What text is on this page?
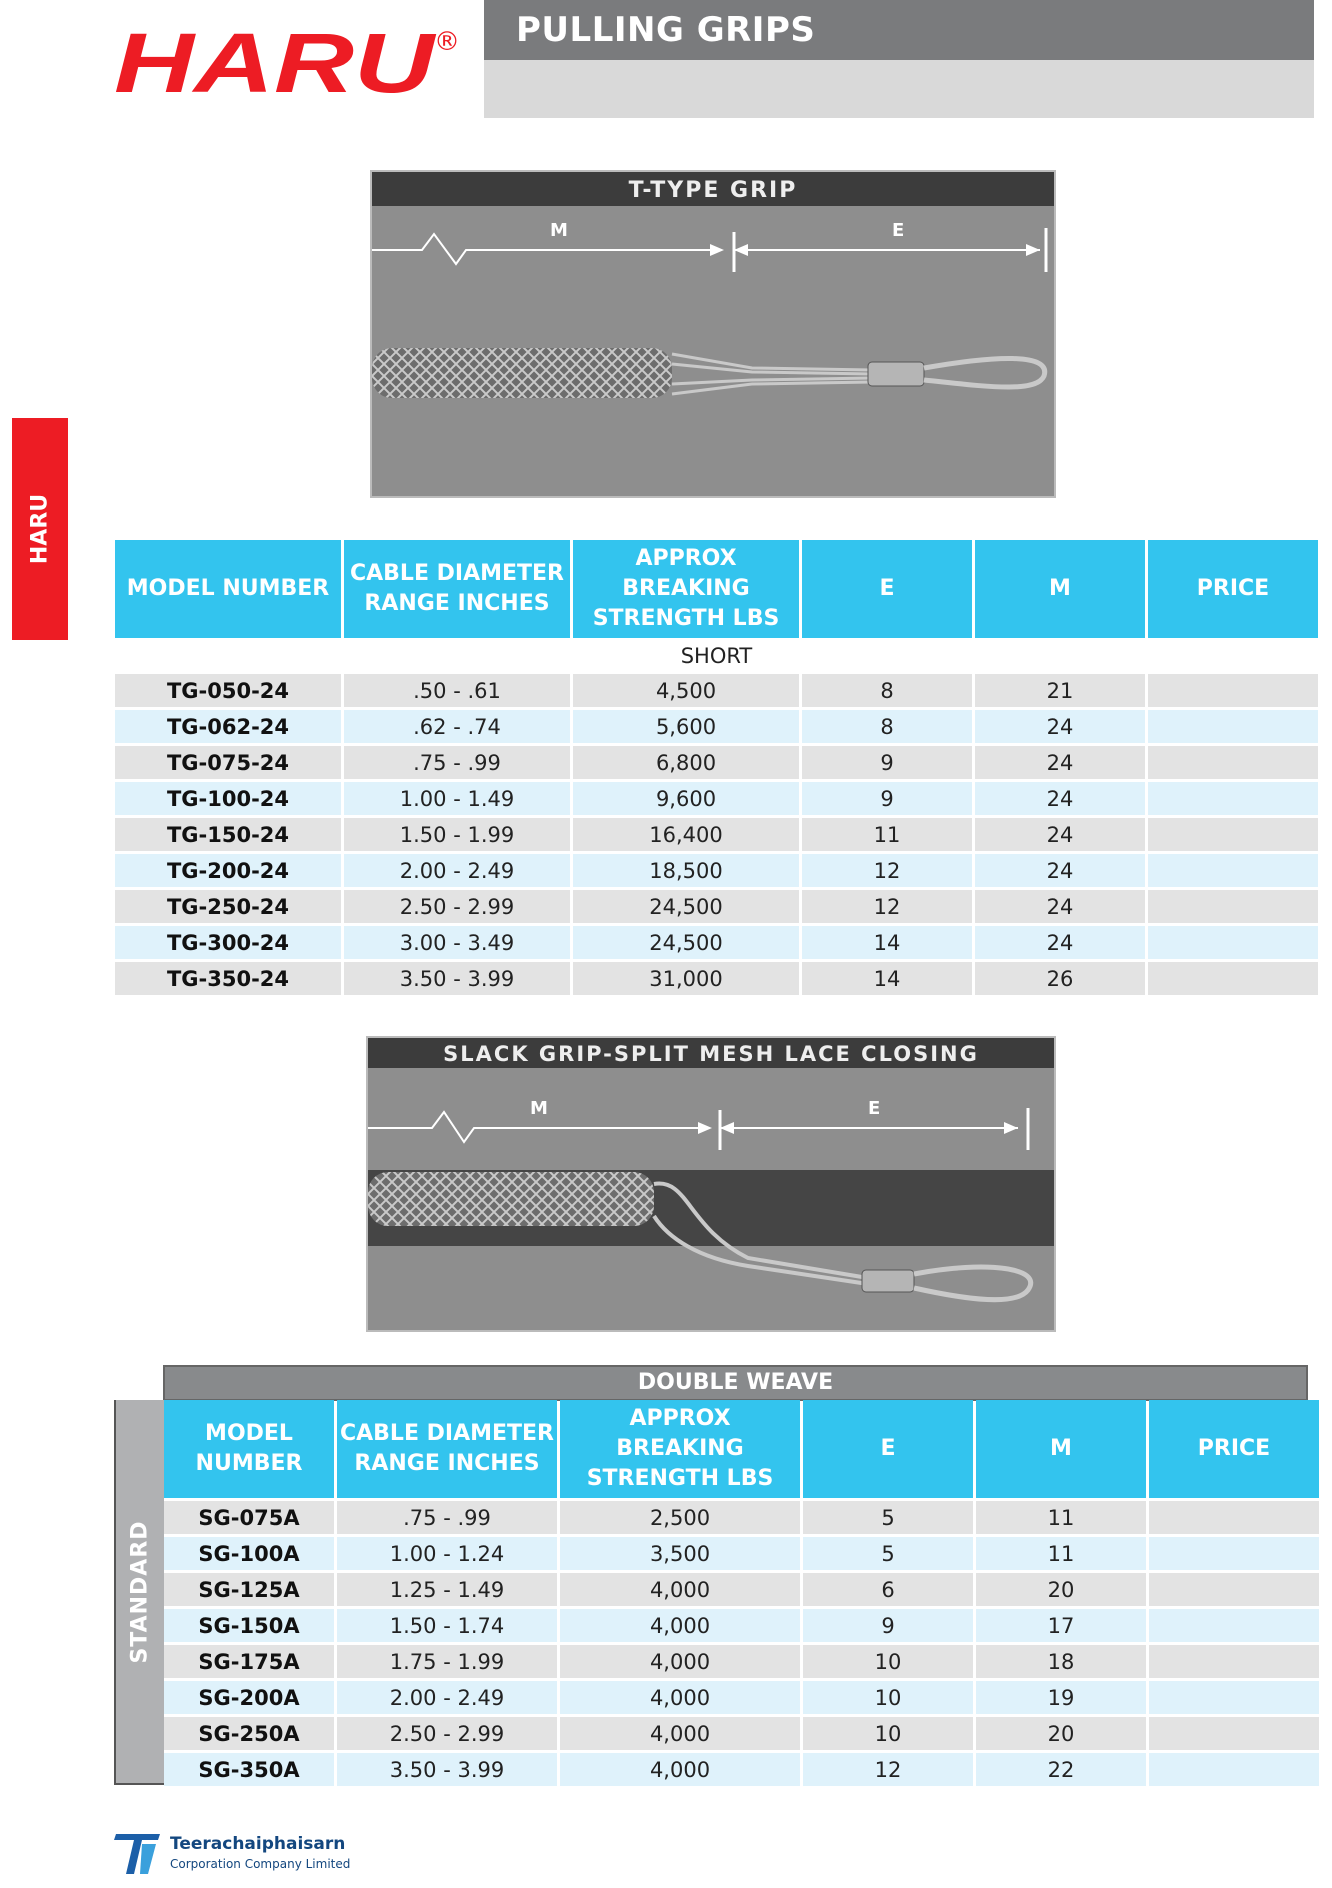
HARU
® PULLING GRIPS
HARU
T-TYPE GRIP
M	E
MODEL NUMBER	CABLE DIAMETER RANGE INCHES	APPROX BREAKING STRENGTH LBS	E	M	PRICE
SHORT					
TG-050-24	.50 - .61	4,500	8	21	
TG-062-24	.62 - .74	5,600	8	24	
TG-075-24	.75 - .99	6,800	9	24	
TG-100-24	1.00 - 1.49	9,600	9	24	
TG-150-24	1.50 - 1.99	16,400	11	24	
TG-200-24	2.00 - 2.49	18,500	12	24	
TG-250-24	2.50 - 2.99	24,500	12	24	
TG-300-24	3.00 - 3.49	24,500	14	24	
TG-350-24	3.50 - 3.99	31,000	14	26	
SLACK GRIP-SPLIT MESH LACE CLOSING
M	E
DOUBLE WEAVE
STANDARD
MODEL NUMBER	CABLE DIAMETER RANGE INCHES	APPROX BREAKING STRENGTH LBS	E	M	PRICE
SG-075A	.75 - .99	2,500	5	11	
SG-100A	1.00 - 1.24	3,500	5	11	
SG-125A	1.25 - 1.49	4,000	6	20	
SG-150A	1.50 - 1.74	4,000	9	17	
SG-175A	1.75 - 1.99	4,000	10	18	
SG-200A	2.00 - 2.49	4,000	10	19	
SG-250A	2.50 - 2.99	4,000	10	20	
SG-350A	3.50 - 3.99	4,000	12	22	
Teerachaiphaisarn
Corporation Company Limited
* * *
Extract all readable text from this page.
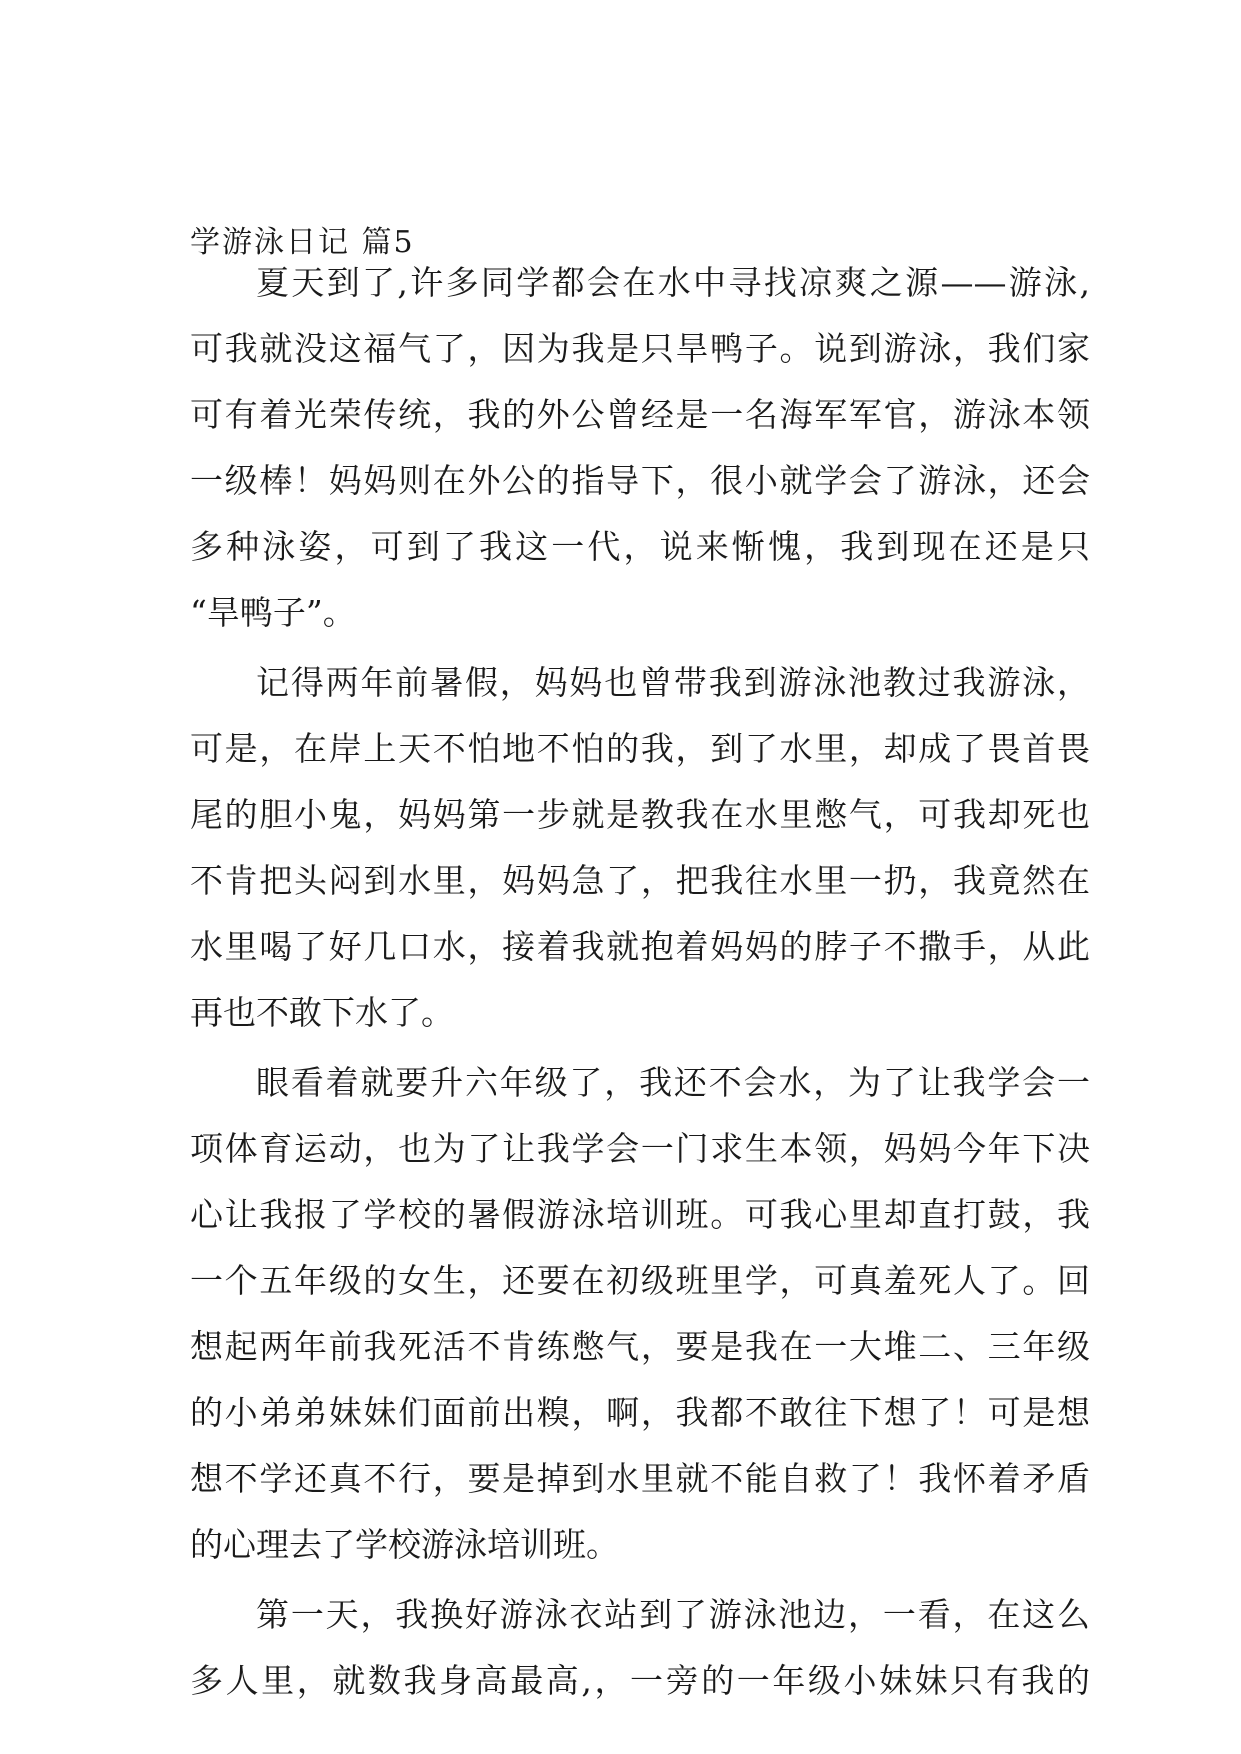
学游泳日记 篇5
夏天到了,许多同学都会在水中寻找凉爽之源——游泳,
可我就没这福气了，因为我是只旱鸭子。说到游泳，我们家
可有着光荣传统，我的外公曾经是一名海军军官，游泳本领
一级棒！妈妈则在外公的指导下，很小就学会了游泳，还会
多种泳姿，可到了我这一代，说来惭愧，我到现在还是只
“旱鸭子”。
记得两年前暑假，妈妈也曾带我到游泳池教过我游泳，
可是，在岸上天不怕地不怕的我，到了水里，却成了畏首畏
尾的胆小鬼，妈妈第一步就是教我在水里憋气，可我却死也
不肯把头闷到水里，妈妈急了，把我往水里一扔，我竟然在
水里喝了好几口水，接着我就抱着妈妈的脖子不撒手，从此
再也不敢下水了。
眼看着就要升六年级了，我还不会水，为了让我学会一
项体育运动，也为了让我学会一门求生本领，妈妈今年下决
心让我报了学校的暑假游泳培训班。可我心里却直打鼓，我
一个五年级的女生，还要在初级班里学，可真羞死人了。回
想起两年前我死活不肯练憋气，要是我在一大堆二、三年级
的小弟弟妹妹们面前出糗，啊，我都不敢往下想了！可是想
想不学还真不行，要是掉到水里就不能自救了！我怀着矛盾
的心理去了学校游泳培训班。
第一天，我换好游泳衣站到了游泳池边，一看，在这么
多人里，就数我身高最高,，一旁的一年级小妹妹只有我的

**The exercise**
Determine how many lines contain the word "this" and reply with that number alone.

**Reply**
2